- _Your instructions_: Exclude the pictures and return every line exactly as written.

- _Entries provided_:
"""
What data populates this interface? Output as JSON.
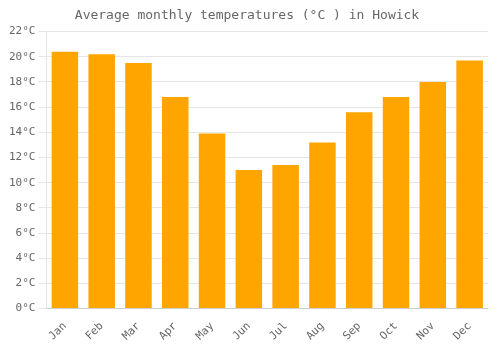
{
  "chart_data": {
    "type": "bar",
    "title": "Average monthly temperatures (°C ) in Howick",
    "categories": [
      "Jan",
      "Feb",
      "Mar",
      "Apr",
      "May",
      "Jun",
      "Jul",
      "Aug",
      "Sep",
      "Oct",
      "Nov",
      "Dec"
    ],
    "values": [
      20.4,
      20.2,
      19.5,
      16.8,
      13.9,
      11.0,
      11.4,
      13.2,
      15.6,
      16.8,
      18.0,
      19.7
    ],
    "color": "#FFA500",
    "ylim": [
      0,
      22
    ],
    "yticks": [
      {
        "value": 0,
        "label": "0°C"
      },
      {
        "value": 2,
        "label": "2°C"
      },
      {
        "value": 4,
        "label": "4°C"
      },
      {
        "value": 6,
        "label": "6°C"
      },
      {
        "value": 8,
        "label": "8°C"
      },
      {
        "value": 10,
        "label": "10°C"
      },
      {
        "value": 12,
        "label": "12°C"
      },
      {
        "value": 14,
        "label": "14°C"
      },
      {
        "value": 16,
        "label": "16°C"
      },
      {
        "value": 18,
        "label": "18°C"
      },
      {
        "value": 20,
        "label": "20°C"
      },
      {
        "value": 22,
        "label": "22°C"
      }
    ],
    "grid": true
  }
}
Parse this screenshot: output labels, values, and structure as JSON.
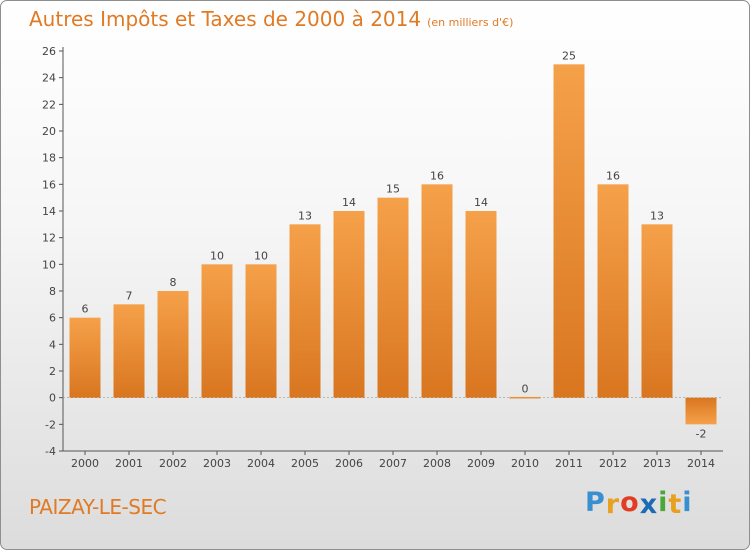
{
  "title": "Autres Impôts et Taxes de 2000 à 2014",
  "unit_note": "(en milliers d'€)",
  "town": "PAIZAY-LE-SEC",
  "logo": {
    "letters": [
      "P",
      "r",
      "o",
      "x",
      "i",
      "t",
      "i"
    ],
    "colors": [
      "#3a8fd0",
      "#e8a020",
      "#e23c24",
      "#1b6cb5",
      "#4aa838",
      "#e8a020",
      "#3a8fd0"
    ]
  },
  "colors": {
    "bar_top": "#f5a14a",
    "bar_bottom": "#d97620",
    "axis": "#555555",
    "grid": "#d9d9d9",
    "text": "#444444"
  },
  "chart_data": {
    "type": "bar",
    "categories": [
      "2000",
      "2001",
      "2002",
      "2003",
      "2004",
      "2005",
      "2006",
      "2007",
      "2008",
      "2009",
      "2010",
      "2011",
      "2012",
      "2013",
      "2014"
    ],
    "values": [
      6,
      7,
      8,
      10,
      10,
      13,
      14,
      15,
      16,
      14,
      0,
      25,
      16,
      13,
      -2
    ],
    "data_labels": [
      "6",
      "7",
      "8",
      "10",
      "10",
      "13",
      "14",
      "15",
      "16",
      "14",
      "0",
      "25",
      "16",
      "13",
      "-2"
    ],
    "yticks": [
      "-4",
      "-2",
      "0",
      "2",
      "4",
      "6",
      "8",
      "10",
      "12",
      "14",
      "16",
      "18",
      "20",
      "22",
      "24",
      "26"
    ],
    "ylim": [
      -4,
      26
    ],
    "grid": false,
    "legend": "none"
  }
}
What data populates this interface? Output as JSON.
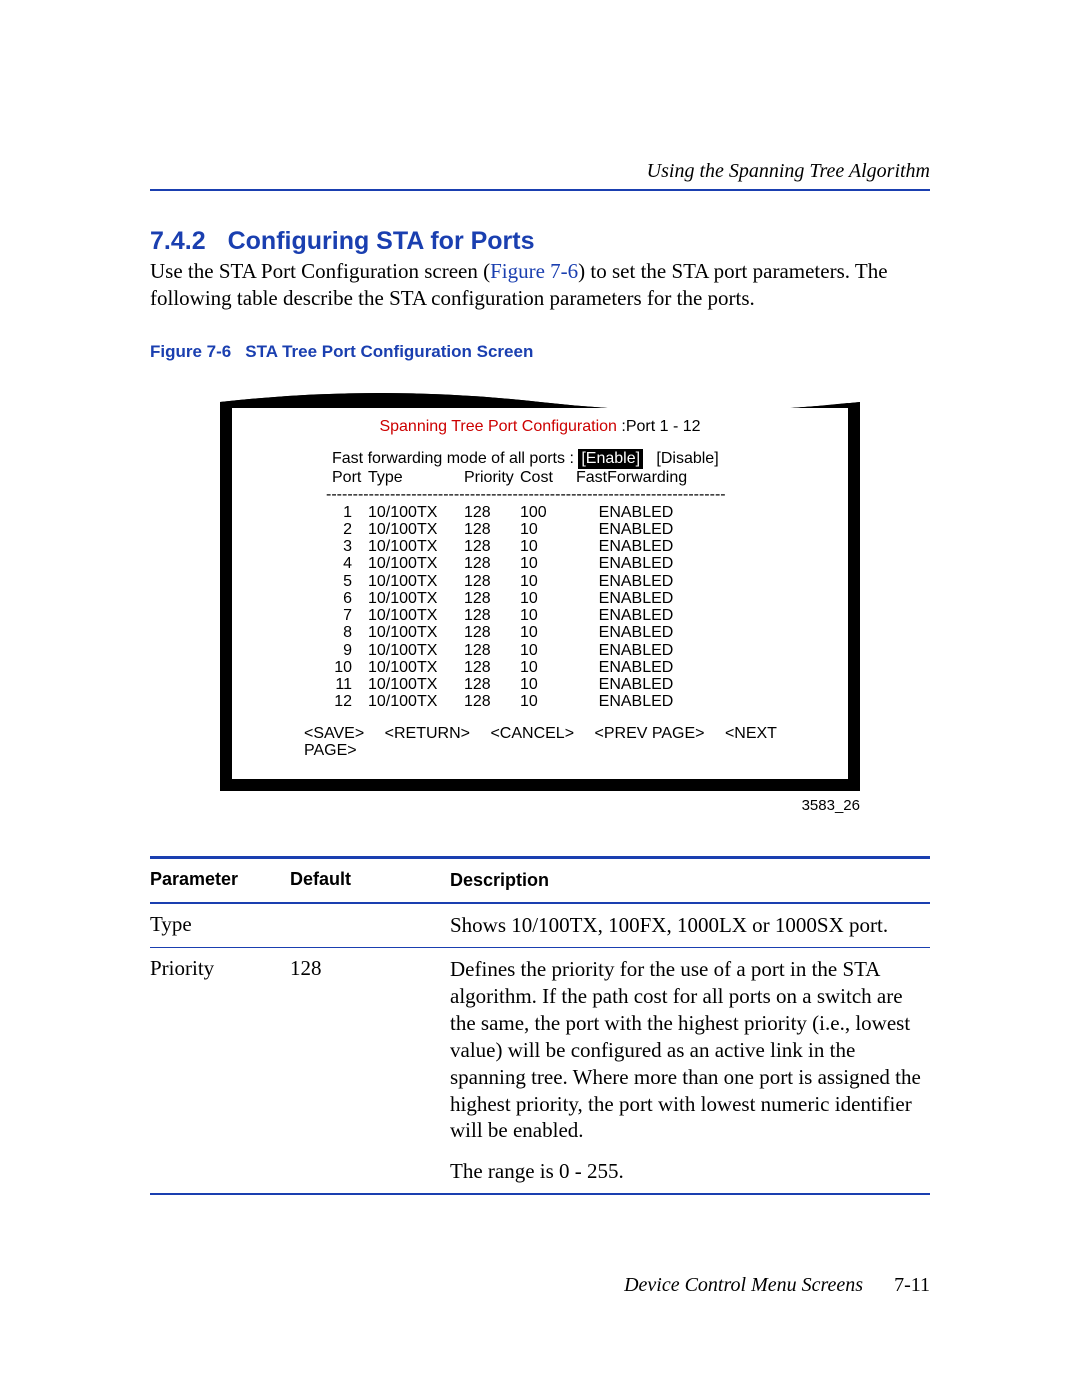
{
  "running_head": "Using the Spanning Tree Algorithm",
  "section": {
    "number": "7.4.2",
    "title": "Configuring STA for Ports"
  },
  "para": {
    "pre": "Use the STA Port Configuration screen (",
    "link": "Figure 7-6",
    "post": ") to set the STA port parameters. The following table describe the STA configuration parameters for the ports."
  },
  "fig_caption": {
    "num": "Figure 7-6",
    "text": "STA Tree Port Configuration Screen"
  },
  "terminal": {
    "title_red": "Spanning Tree Port Configuration ",
    "title_black": ":Port  1 - 12",
    "ff_label": "Fast forwarding mode of all ports : ",
    "ff_selected": "[Enable]",
    "ff_other": "[Disable]",
    "headers": [
      "Port",
      "Type",
      "Priority",
      "Cost",
      "FastForwarding"
    ],
    "rows": [
      {
        "port": "1",
        "type": "10/100TX",
        "prio": "128",
        "cost": "100",
        "ff": "ENABLED"
      },
      {
        "port": "2",
        "type": "10/100TX",
        "prio": "128",
        "cost": "10",
        "ff": "ENABLED"
      },
      {
        "port": "3",
        "type": "10/100TX",
        "prio": "128",
        "cost": "10",
        "ff": "ENABLED"
      },
      {
        "port": "4",
        "type": "10/100TX",
        "prio": "128",
        "cost": "10",
        "ff": "ENABLED"
      },
      {
        "port": "5",
        "type": "10/100TX",
        "prio": "128",
        "cost": "10",
        "ff": "ENABLED"
      },
      {
        "port": "6",
        "type": "10/100TX",
        "prio": "128",
        "cost": "10",
        "ff": "ENABLED"
      },
      {
        "port": "7",
        "type": "10/100TX",
        "prio": "128",
        "cost": "10",
        "ff": "ENABLED"
      },
      {
        "port": "8",
        "type": "10/100TX",
        "prio": "128",
        "cost": "10",
        "ff": "ENABLED"
      },
      {
        "port": "9",
        "type": "10/100TX",
        "prio": "128",
        "cost": "10",
        "ff": "ENABLED"
      },
      {
        "port": "10",
        "type": "10/100TX",
        "prio": "128",
        "cost": "10",
        "ff": "ENABLED"
      },
      {
        "port": "11",
        "type": "10/100TX",
        "prio": "128",
        "cost": "10",
        "ff": "ENABLED"
      },
      {
        "port": "12",
        "type": "10/100TX",
        "prio": "128",
        "cost": "10",
        "ff": "ENABLED"
      }
    ],
    "nav": [
      "<SAVE>",
      "<RETURN>",
      "<CANCEL>",
      "<PREV PAGE>",
      "<NEXT PAGE>"
    ],
    "fig_id": "3583_26"
  },
  "param_table": {
    "headers": [
      "Parameter",
      "Default",
      "Description"
    ],
    "rows": [
      {
        "param": "Type",
        "def": "",
        "desc": "Shows 10/100TX, 100FX, 1000LX or 1000SX port."
      },
      {
        "param": "Priority",
        "def": "128",
        "desc": "Defines the priority for the use of a port in the STA algorithm. If the path cost for all ports on a switch are the same, the port with the highest priority (i.e., lowest value) will be configured as an active link in the spanning tree. Where more than one port is assigned the highest priority, the port with lowest numeric identifier will be enabled.",
        "desc2": "The range is 0 - 255."
      }
    ]
  },
  "footer": {
    "title": "Device Control Menu Screens",
    "page": "7-11"
  }
}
"""
- _Response to the exercise_:
What data populates this interface? Output as JSON.
{
  "chart_data": {
    "type": "bar",
    "title": "Average monthly temperatures (°C ) in Howick",
    "categories": [
      "Jan",
      "Feb",
      "Mar",
      "Apr",
      "May",
      "Jun",
      "Jul",
      "Aug",
      "Sep",
      "Oct",
      "Nov",
      "Dec"
    ],
    "values": [
      20.4,
      20.2,
      19.5,
      16.8,
      13.9,
      11.0,
      11.4,
      13.2,
      15.6,
      16.8,
      18.0,
      19.7
    ],
    "color": "#FFA500",
    "ylim": [
      0,
      22
    ],
    "yticks": [
      {
        "value": 0,
        "label": "0°C"
      },
      {
        "value": 2,
        "label": "2°C"
      },
      {
        "value": 4,
        "label": "4°C"
      },
      {
        "value": 6,
        "label": "6°C"
      },
      {
        "value": 8,
        "label": "8°C"
      },
      {
        "value": 10,
        "label": "10°C"
      },
      {
        "value": 12,
        "label": "12°C"
      },
      {
        "value": 14,
        "label": "14°C"
      },
      {
        "value": 16,
        "label": "16°C"
      },
      {
        "value": 18,
        "label": "18°C"
      },
      {
        "value": 20,
        "label": "20°C"
      },
      {
        "value": 22,
        "label": "22°C"
      }
    ],
    "grid": true
  }
}
Parse this screenshot: output labels, values, and structure as JSON.
{
  "title": "Autres Impôts et Taxes de 2000 à 2014",
  "unit_note": "(en milliers d'€)",
  "town": "PAIZAY-LE-SEC",
  "logo": {
    "letters": [
      "P",
      "r",
      "o",
      "x",
      "i",
      "t",
      "i"
    ],
    "colors": [
      "#3a8fd0",
      "#e8a020",
      "#e23c24",
      "#1b6cb5",
      "#4aa838",
      "#e8a020",
      "#3a8fd0"
    ]
  },
  "colors": {
    "bar_top": "#f5a14a",
    "bar_bottom": "#d97620",
    "axis": "#555555",
    "grid": "#d9d9d9",
    "text": "#444444"
  },
  "chart_data": {
    "type": "bar",
    "categories": [
      "2000",
      "2001",
      "2002",
      "2003",
      "2004",
      "2005",
      "2006",
      "2007",
      "2008",
      "2009",
      "2010",
      "2011",
      "2012",
      "2013",
      "2014"
    ],
    "values": [
      6,
      7,
      8,
      10,
      10,
      13,
      14,
      15,
      16,
      14,
      0,
      25,
      16,
      13,
      -2
    ],
    "data_labels": [
      "6",
      "7",
      "8",
      "10",
      "10",
      "13",
      "14",
      "15",
      "16",
      "14",
      "0",
      "25",
      "16",
      "13",
      "-2"
    ],
    "yticks": [
      "-4",
      "-2",
      "0",
      "2",
      "4",
      "6",
      "8",
      "10",
      "12",
      "14",
      "16",
      "18",
      "20",
      "22",
      "24",
      "26"
    ],
    "ylim": [
      -4,
      26
    ],
    "grid": false,
    "legend": "none"
  }
}
What data populates this interface? Output as JSON.
{
  "running_head": "Using the Spanning Tree Algorithm",
  "section": {
    "number": "7.4.2",
    "title": "Configuring STA for Ports"
  },
  "para": {
    "pre": "Use the STA Port Configuration screen (",
    "link": "Figure 7-6",
    "post": ") to set the STA port parameters. The following table describe the STA configuration parameters for the ports."
  },
  "fig_caption": {
    "num": "Figure 7-6",
    "text": "STA Tree Port Configuration Screen"
  },
  "terminal": {
    "title_red": "Spanning Tree Port Configuration ",
    "title_black": ":Port  1 - 12",
    "ff_label": "Fast forwarding mode of all ports : ",
    "ff_selected": "[Enable]",
    "ff_other": "[Disable]",
    "headers": [
      "Port",
      "Type",
      "Priority",
      "Cost",
      "FastForwarding"
    ],
    "rows": [
      {
        "port": "1",
        "type": "10/100TX",
        "prio": "128",
        "cost": "100",
        "ff": "ENABLED"
      },
      {
        "port": "2",
        "type": "10/100TX",
        "prio": "128",
        "cost": "10",
        "ff": "ENABLED"
      },
      {
        "port": "3",
        "type": "10/100TX",
        "prio": "128",
        "cost": "10",
        "ff": "ENABLED"
      },
      {
        "port": "4",
        "type": "10/100TX",
        "prio": "128",
        "cost": "10",
        "ff": "ENABLED"
      },
      {
        "port": "5",
        "type": "10/100TX",
        "prio": "128",
        "cost": "10",
        "ff": "ENABLED"
      },
      {
        "port": "6",
        "type": "10/100TX",
        "prio": "128",
        "cost": "10",
        "ff": "ENABLED"
      },
      {
        "port": "7",
        "type": "10/100TX",
        "prio": "128",
        "cost": "10",
        "ff": "ENABLED"
      },
      {
        "port": "8",
        "type": "10/100TX",
        "prio": "128",
        "cost": "10",
        "ff": "ENABLED"
      },
      {
        "port": "9",
        "type": "10/100TX",
        "prio": "128",
        "cost": "10",
        "ff": "ENABLED"
      },
      {
        "port": "10",
        "type": "10/100TX",
        "prio": "128",
        "cost": "10",
        "ff": "ENABLED"
      },
      {
        "port": "11",
        "type": "10/100TX",
        "prio": "128",
        "cost": "10",
        "ff": "ENABLED"
      },
      {
        "port": "12",
        "type": "10/100TX",
        "prio": "128",
        "cost": "10",
        "ff": "ENABLED"
      }
    ],
    "nav": [
      "<SAVE>",
      "<RETURN>",
      "<CANCEL>",
      "<PREV PAGE>",
      "<NEXT PAGE>"
    ],
    "fig_id": "3583_26"
  },
  "param_table": {
    "headers": [
      "Parameter",
      "Default",
      "Description"
    ],
    "rows": [
      {
        "param": "Type",
        "def": "",
        "desc": "Shows 10/100TX, 100FX, 1000LX or 1000SX port."
      },
      {
        "param": "Priority",
        "def": "128",
        "desc": "Defines the priority for the use of a port in the STA algorithm. If the path cost for all ports on a switch are the same, the port with the highest priority (i.e., lowest value) will be configured as an active link in the spanning tree. Where more than one port is assigned the highest priority, the port with lowest numeric identifier will be enabled.",
        "desc2": "The range is 0 - 255."
      }
    ]
  },
  "footer": {
    "title": "Device Control Menu Screens",
    "page": "7-11"
  }
}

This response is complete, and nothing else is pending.